**GIVEN TASK**:
The records below are to be quoted in full; please keep every word exact.

------ GIVEN RECORDS ------

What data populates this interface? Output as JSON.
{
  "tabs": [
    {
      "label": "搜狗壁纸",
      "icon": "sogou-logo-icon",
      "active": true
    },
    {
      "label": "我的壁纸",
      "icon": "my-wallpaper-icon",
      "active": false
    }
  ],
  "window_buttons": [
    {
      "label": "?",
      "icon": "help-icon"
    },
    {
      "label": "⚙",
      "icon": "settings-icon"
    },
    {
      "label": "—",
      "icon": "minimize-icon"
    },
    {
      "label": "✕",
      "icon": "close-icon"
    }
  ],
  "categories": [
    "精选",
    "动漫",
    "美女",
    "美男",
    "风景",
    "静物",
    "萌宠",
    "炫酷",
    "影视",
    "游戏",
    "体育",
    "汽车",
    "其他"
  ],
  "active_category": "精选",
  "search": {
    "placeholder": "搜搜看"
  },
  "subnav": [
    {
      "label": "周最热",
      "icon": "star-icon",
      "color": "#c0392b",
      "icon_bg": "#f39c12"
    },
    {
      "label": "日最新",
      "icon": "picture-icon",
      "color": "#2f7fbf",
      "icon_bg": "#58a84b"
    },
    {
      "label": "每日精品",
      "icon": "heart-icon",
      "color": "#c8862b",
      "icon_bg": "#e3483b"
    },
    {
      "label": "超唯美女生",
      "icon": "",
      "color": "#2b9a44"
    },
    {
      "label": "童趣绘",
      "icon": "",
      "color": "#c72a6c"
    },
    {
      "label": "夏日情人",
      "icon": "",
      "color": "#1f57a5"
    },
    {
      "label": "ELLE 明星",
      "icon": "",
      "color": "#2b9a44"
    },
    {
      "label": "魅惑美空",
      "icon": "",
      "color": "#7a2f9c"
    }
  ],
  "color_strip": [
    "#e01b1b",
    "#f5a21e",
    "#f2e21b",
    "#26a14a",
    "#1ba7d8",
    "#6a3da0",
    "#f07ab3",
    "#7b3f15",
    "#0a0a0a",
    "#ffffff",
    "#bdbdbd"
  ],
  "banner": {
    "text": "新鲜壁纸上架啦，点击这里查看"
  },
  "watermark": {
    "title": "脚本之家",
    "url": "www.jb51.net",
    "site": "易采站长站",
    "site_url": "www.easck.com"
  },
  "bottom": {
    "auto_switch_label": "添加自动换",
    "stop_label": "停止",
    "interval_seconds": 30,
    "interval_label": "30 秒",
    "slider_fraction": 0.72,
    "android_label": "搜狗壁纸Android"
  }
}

------

**SOLVED EXERCISE**:
What data populates this interface? Output as JSON.
{
  "tabs": [
    {
      "label": "搜狗壁纸",
      "icon": "sogou-logo-icon",
      "active": true
    },
    {
      "label": "我的壁纸",
      "icon": "my-wallpaper-icon",
      "active": false
    }
  ],
  "window_buttons": [
    {
      "label": "?",
      "icon": "help-icon"
    },
    {
      "label": "⚙",
      "icon": "settings-icon"
    },
    {
      "label": "—",
      "icon": "minimize-icon"
    },
    {
      "label": "✕",
      "icon": "close-icon"
    }
  ],
  "categories": [
    "精选",
    "动漫",
    "美女",
    "美男",
    "风景",
    "静物",
    "萌宠",
    "炫酷",
    "影视",
    "游戏",
    "体育",
    "汽车",
    "其他"
  ],
  "active_category": "精选",
  "search": {
    "placeholder": "搜搜看"
  },
  "subnav": [
    {
      "label": "周最热",
      "icon": "star-icon",
      "color": "#c0392b",
      "icon_bg": "#f39c12"
    },
    {
      "label": "日最新",
      "icon": "picture-icon",
      "color": "#2f7fbf",
      "icon_bg": "#58a84b"
    },
    {
      "label": "每日精品",
      "icon": "heart-icon",
      "color": "#c8862b",
      "icon_bg": "#e3483b"
    },
    {
      "label": "超唯美女生",
      "icon": "",
      "color": "#2b9a44"
    },
    {
      "label": "童趣绘",
      "icon": "",
      "color": "#c72a6c"
    },
    {
      "label": "夏日情人",
      "icon": "",
      "color": "#1f57a5"
    },
    {
      "label": "ELLE 明星",
      "icon": "",
      "color": "#2b9a44"
    },
    {
      "label": "魅惑美空",
      "icon": "",
      "color": "#7a2f9c"
    }
  ],
  "color_strip": [
    "#e01b1b",
    "#f5a21e",
    "#f2e21b",
    "#26a14a",
    "#1ba7d8",
    "#6a3da0",
    "#f07ab3",
    "#7b3f15",
    "#0a0a0a",
    "#ffffff",
    "#bdbdbd"
  ],
  "banner": {
    "text": "新鲜壁纸上架啦，点击这里查看"
  },
  "watermark": {
    "title": "脚本之家",
    "url": "www.jb51.net",
    "site": "易采站长站",
    "site_url": "www.easck.com"
  },
  "bottom": {
    "auto_switch_label": "添加自动换",
    "stop_label": "停止",
    "interval_seconds": 30,
    "interval_label": "30 秒",
    "slider_fraction": 0.72,
    "android_label": "搜狗壁纸Android"
  }
}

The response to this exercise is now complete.